*EXERCISE DESCRIPTION*
Only a number is expected: how many lines in the data below contain the word "this".

** Start EXERCISE INPUTS **

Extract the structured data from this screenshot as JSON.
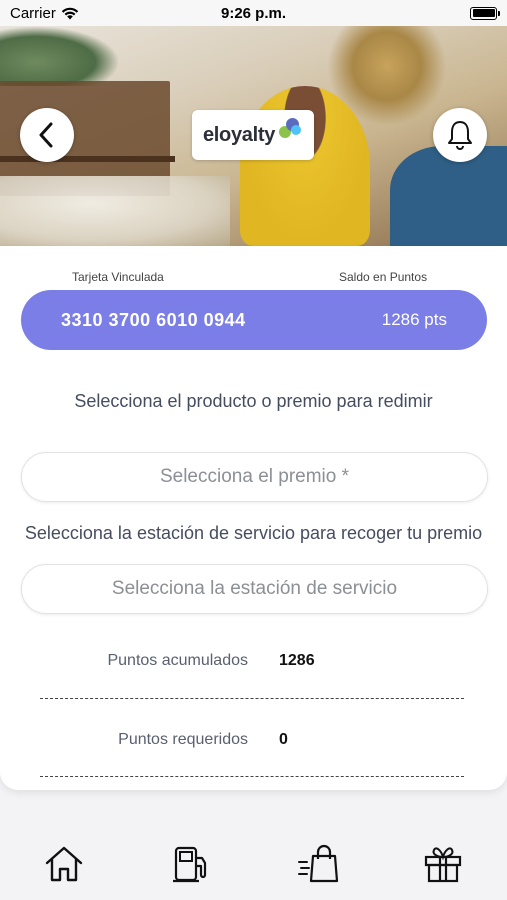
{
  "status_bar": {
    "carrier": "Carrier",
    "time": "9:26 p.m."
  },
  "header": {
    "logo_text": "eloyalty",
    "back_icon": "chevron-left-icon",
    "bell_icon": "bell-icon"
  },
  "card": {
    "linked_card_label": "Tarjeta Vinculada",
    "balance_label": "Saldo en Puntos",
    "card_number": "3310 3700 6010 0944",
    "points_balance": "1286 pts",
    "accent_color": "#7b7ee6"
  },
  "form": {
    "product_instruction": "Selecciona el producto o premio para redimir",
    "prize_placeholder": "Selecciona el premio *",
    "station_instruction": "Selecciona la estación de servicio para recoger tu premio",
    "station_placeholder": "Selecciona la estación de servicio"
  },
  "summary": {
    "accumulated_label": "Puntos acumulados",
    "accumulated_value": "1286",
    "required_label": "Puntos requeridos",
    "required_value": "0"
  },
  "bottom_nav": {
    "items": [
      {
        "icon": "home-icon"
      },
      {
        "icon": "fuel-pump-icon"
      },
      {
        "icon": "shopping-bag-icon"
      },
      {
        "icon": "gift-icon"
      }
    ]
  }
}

** End EXERCISE INPUTS **
** Start EXERCISE INPUTS **

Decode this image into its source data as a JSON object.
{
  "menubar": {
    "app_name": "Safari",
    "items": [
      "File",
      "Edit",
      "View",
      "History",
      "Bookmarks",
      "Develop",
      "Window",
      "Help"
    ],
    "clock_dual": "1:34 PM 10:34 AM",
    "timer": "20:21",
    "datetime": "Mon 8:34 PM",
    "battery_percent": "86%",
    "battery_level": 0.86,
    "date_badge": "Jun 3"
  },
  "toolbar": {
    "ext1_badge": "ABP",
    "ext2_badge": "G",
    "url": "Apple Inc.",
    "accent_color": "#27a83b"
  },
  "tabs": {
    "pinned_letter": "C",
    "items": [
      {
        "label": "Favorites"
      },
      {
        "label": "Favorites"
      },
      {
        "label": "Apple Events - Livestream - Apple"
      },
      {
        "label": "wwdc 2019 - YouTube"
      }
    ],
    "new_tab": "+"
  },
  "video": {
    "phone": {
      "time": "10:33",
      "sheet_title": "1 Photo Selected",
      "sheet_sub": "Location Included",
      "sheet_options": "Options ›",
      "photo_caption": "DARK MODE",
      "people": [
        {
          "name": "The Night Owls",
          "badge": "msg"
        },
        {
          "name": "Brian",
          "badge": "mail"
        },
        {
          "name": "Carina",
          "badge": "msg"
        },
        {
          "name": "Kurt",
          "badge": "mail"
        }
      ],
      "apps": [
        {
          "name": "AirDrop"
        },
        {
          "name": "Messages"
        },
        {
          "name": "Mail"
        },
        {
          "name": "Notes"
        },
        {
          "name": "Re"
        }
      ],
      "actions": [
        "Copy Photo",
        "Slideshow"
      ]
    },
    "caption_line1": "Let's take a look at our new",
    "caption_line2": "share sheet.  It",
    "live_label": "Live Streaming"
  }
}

** End EXERCISE INPUTS **

*EXERCISE ANSWER*
2